* **Problem to work on**
Extract all lines that hold "color" from the records below.

>> BEGIN Data shown

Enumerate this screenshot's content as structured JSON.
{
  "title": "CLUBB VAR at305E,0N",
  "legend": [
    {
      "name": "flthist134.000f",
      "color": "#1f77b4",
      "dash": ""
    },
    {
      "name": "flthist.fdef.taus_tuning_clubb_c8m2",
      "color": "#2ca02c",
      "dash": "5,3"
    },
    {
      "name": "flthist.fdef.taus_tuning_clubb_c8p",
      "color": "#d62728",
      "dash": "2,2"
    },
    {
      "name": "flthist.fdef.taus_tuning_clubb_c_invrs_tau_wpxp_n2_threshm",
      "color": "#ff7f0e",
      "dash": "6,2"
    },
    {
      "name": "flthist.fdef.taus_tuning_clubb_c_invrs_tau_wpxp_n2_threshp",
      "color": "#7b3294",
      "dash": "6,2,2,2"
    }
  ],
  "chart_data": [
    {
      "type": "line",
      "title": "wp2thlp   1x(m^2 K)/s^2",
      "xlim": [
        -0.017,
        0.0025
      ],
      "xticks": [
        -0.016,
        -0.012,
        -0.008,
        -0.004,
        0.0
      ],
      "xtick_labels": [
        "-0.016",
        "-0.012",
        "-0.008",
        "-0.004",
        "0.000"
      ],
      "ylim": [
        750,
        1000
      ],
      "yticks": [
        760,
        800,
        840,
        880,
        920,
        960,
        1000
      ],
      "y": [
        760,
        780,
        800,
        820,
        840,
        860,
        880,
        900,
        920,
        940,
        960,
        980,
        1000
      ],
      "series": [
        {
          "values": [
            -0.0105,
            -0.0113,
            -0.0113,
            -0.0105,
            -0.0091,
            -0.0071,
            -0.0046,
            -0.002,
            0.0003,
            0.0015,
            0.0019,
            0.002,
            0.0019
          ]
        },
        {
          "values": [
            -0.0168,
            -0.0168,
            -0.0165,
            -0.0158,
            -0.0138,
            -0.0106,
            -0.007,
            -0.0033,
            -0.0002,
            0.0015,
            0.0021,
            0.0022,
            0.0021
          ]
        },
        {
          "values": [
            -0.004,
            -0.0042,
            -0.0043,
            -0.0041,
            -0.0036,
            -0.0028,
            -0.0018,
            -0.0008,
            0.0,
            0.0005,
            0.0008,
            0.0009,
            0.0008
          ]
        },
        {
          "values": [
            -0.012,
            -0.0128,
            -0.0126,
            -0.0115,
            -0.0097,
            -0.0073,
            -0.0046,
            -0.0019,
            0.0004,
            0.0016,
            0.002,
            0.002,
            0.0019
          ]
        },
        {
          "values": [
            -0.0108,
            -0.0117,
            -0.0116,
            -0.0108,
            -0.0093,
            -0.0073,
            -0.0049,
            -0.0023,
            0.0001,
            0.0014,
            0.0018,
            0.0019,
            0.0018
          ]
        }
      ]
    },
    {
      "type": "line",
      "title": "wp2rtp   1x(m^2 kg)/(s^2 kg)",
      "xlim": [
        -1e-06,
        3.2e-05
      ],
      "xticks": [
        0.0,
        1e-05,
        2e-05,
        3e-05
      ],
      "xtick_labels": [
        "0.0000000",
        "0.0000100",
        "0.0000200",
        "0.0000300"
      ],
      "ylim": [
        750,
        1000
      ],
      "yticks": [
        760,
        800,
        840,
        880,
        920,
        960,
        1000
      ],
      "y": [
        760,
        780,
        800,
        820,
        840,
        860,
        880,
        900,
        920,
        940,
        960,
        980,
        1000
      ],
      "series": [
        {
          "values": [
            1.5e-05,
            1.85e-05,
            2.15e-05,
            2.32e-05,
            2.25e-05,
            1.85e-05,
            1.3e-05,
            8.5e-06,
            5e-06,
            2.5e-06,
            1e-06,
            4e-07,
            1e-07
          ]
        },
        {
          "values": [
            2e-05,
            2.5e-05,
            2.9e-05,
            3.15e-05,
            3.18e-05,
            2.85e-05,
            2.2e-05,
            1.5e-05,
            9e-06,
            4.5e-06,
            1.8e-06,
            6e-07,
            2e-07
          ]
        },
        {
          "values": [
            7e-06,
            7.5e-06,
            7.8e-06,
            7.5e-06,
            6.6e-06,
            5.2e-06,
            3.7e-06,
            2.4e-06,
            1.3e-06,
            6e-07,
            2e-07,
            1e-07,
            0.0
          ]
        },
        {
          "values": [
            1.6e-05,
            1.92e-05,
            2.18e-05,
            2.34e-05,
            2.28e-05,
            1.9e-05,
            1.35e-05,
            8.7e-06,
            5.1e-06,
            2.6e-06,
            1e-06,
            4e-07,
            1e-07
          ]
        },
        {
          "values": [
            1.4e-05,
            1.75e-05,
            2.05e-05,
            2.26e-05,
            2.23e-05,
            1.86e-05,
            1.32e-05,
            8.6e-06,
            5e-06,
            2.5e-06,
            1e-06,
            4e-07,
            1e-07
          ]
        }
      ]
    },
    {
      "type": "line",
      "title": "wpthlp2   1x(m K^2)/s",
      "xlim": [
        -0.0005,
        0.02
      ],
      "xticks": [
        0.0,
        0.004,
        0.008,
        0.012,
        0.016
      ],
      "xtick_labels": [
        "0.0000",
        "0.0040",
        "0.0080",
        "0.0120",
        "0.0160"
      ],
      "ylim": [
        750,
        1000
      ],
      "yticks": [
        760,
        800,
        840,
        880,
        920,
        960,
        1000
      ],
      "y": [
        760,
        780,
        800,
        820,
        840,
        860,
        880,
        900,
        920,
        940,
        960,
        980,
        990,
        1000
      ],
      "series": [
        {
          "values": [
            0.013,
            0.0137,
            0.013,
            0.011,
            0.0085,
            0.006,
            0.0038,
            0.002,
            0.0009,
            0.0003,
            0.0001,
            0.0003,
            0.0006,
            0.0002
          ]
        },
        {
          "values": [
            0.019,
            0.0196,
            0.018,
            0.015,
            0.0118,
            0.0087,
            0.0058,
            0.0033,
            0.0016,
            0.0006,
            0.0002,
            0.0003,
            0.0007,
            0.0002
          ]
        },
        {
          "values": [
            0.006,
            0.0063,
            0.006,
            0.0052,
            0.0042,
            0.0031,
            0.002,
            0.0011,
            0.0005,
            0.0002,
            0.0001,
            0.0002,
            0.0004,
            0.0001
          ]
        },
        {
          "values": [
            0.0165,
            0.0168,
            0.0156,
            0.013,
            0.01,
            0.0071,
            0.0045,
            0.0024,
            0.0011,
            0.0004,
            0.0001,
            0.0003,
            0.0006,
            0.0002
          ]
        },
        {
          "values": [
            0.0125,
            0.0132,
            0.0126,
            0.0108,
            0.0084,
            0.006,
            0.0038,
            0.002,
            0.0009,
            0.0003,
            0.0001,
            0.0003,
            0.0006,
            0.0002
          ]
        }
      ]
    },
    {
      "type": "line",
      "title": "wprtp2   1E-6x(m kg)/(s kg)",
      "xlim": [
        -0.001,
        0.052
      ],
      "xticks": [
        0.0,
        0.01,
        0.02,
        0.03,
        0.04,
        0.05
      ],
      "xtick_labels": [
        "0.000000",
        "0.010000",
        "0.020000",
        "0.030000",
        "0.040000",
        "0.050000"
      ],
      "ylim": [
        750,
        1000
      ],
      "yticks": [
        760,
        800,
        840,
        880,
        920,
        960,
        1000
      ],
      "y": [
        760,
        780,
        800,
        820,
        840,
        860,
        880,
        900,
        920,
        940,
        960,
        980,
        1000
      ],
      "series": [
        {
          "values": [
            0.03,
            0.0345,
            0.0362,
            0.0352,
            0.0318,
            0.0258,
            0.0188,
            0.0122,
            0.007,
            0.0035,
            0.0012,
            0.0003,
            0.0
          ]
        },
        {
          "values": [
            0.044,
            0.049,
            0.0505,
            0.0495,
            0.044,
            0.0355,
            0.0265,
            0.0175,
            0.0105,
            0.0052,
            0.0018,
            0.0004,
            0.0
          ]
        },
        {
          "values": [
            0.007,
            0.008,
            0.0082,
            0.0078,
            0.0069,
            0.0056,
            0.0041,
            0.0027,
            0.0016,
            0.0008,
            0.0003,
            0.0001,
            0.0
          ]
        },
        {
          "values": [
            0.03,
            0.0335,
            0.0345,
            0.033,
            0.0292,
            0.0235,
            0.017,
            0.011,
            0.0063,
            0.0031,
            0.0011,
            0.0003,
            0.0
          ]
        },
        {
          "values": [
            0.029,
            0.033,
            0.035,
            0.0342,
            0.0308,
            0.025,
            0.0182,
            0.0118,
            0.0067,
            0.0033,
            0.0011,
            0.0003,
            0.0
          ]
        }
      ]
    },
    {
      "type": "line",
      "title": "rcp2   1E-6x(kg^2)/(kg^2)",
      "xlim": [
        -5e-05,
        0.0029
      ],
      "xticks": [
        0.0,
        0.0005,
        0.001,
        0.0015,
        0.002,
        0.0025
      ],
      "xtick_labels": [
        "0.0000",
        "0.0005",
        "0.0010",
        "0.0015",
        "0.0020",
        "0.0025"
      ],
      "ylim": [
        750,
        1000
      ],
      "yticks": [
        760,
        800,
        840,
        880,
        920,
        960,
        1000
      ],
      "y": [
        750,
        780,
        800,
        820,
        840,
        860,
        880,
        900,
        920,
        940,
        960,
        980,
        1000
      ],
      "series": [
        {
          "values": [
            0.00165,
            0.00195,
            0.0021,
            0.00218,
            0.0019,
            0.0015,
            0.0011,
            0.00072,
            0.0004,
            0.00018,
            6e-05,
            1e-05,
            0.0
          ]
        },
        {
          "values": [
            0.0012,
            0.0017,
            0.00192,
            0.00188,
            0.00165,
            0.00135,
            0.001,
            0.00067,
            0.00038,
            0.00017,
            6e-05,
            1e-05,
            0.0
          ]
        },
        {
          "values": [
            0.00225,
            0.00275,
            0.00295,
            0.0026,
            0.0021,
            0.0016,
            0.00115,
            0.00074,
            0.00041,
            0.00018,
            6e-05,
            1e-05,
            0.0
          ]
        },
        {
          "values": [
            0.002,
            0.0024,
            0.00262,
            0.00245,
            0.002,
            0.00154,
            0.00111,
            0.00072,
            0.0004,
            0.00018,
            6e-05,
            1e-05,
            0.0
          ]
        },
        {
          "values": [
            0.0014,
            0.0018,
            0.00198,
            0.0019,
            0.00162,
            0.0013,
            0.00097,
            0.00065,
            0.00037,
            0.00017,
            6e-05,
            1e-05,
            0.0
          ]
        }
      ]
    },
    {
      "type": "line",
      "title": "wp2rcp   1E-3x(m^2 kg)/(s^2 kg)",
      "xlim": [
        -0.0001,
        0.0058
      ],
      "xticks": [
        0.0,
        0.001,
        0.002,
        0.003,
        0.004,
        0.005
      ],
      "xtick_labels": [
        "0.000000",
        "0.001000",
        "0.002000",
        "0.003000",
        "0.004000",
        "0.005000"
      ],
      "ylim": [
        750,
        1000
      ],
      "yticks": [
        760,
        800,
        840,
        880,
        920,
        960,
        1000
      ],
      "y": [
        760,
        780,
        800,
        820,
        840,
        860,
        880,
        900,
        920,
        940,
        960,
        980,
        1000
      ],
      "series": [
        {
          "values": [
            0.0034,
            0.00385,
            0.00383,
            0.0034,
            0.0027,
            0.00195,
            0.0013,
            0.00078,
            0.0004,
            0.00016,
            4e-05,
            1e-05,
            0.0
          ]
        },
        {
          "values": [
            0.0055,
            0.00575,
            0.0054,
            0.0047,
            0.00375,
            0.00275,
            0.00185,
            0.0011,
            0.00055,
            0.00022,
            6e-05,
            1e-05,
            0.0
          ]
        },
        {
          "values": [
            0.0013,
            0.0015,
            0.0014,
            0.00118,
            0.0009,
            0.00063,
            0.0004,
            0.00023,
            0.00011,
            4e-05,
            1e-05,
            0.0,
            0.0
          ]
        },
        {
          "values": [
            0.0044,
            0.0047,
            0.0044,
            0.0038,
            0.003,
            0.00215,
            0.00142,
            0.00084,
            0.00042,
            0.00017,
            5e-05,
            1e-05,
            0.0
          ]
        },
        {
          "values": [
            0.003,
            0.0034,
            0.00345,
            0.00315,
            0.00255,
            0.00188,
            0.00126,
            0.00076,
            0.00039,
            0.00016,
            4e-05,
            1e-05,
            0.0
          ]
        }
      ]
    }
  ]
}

>> END Data shown

* **Reply to the task**
      "color": "#1f77b4",
      "color": "#2ca02c",
      "color": "#d62728",
      "color": "#ff7f0e",
      "color": "#7b3294",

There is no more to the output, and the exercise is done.